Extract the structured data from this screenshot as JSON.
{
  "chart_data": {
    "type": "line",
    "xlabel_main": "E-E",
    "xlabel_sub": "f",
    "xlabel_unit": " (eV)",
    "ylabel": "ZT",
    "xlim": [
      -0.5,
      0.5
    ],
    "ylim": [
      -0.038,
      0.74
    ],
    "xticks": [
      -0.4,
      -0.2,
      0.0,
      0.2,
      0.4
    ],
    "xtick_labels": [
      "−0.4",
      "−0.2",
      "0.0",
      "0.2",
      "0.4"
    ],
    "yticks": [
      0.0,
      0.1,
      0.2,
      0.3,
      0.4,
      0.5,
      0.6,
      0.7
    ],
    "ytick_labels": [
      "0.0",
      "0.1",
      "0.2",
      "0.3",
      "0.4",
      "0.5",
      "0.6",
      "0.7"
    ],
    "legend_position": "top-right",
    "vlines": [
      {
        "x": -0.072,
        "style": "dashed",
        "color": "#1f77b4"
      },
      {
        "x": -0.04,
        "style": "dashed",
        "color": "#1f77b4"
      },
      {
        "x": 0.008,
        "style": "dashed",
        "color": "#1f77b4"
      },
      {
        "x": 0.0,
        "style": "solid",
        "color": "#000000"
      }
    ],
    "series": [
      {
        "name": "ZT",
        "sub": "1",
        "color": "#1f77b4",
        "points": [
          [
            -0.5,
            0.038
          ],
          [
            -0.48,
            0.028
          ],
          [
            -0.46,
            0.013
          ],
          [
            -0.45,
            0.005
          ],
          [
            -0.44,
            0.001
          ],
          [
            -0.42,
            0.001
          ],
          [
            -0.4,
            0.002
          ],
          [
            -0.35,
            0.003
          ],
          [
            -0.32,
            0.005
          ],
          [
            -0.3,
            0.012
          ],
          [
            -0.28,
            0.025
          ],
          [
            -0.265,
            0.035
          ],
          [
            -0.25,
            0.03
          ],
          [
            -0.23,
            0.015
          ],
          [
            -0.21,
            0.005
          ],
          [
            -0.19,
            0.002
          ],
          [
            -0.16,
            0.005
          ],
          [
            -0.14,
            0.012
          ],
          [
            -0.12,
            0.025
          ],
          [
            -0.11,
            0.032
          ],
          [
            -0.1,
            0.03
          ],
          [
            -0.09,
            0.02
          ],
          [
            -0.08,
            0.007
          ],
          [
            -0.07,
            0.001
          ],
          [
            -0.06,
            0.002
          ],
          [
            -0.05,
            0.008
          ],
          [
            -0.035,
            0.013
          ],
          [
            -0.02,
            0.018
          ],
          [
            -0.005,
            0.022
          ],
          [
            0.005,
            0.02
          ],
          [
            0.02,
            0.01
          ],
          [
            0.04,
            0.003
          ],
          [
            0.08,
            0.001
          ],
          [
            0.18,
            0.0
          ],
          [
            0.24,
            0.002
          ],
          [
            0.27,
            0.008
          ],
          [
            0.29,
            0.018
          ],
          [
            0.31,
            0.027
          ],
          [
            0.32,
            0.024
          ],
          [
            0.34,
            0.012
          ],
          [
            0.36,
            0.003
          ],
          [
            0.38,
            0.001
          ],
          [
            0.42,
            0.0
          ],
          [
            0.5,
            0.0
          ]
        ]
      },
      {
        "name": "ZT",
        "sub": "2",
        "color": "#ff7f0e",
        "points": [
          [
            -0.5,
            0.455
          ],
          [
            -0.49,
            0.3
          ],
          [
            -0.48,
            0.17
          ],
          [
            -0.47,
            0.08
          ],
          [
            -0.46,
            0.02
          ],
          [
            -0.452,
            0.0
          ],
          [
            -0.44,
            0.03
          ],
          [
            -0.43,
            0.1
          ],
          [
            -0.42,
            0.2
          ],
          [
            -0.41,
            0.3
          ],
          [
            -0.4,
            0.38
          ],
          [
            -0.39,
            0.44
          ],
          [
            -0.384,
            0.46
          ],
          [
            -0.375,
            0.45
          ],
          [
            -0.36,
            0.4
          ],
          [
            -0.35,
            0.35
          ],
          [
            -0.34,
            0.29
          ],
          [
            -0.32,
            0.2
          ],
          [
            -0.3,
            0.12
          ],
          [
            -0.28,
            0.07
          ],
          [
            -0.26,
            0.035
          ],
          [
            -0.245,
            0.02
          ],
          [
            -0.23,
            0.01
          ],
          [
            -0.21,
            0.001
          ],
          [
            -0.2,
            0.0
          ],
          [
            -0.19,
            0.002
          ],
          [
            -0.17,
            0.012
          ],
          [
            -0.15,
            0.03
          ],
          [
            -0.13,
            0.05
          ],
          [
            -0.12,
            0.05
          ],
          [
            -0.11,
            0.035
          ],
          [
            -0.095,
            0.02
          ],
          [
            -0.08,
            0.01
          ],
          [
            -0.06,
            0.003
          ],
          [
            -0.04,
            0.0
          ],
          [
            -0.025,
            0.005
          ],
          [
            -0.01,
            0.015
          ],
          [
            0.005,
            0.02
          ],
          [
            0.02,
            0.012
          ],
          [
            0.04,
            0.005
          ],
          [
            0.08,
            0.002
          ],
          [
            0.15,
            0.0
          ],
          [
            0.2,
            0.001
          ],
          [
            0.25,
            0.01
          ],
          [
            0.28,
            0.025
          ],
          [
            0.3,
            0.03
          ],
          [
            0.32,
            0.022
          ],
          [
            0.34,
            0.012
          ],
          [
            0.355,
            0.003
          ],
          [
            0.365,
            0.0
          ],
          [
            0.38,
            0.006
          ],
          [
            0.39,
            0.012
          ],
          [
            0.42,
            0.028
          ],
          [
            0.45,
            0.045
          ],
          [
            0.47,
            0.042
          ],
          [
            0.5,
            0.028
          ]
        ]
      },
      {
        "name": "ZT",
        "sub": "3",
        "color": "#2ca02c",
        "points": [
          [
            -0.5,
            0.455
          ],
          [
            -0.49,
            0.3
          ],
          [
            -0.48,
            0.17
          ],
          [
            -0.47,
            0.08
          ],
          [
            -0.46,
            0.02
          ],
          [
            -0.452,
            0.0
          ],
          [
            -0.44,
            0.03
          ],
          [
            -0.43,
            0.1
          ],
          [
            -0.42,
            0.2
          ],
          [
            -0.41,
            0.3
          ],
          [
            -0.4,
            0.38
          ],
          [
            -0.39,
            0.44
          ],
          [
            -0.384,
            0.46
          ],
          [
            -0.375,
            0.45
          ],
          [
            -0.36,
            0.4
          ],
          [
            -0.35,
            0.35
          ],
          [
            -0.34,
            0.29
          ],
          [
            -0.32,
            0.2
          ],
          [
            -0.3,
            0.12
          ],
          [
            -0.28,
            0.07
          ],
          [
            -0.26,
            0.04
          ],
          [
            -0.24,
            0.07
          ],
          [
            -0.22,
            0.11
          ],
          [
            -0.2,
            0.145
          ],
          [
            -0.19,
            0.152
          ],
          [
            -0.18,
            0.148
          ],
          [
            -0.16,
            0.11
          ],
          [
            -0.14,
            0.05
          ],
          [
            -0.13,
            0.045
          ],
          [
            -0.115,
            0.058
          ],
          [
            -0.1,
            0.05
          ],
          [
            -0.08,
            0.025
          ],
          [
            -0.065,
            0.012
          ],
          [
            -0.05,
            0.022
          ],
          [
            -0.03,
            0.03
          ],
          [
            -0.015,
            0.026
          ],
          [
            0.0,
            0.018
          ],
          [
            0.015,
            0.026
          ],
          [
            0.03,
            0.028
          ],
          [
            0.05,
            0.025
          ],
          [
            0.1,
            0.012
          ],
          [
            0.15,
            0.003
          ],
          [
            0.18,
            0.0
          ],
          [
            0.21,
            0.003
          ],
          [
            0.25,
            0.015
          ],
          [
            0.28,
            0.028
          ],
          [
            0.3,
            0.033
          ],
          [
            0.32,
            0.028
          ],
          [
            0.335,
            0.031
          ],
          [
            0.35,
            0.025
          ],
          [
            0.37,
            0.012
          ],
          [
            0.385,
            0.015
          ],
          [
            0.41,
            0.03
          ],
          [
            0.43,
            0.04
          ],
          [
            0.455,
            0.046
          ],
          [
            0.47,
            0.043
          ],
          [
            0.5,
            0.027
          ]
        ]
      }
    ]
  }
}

- GIVEN PROBLEM -
Of the lines in the material, how many contain the word "color"? Reply with the number and nothing else.

- EXERCISE OUTPUT -
7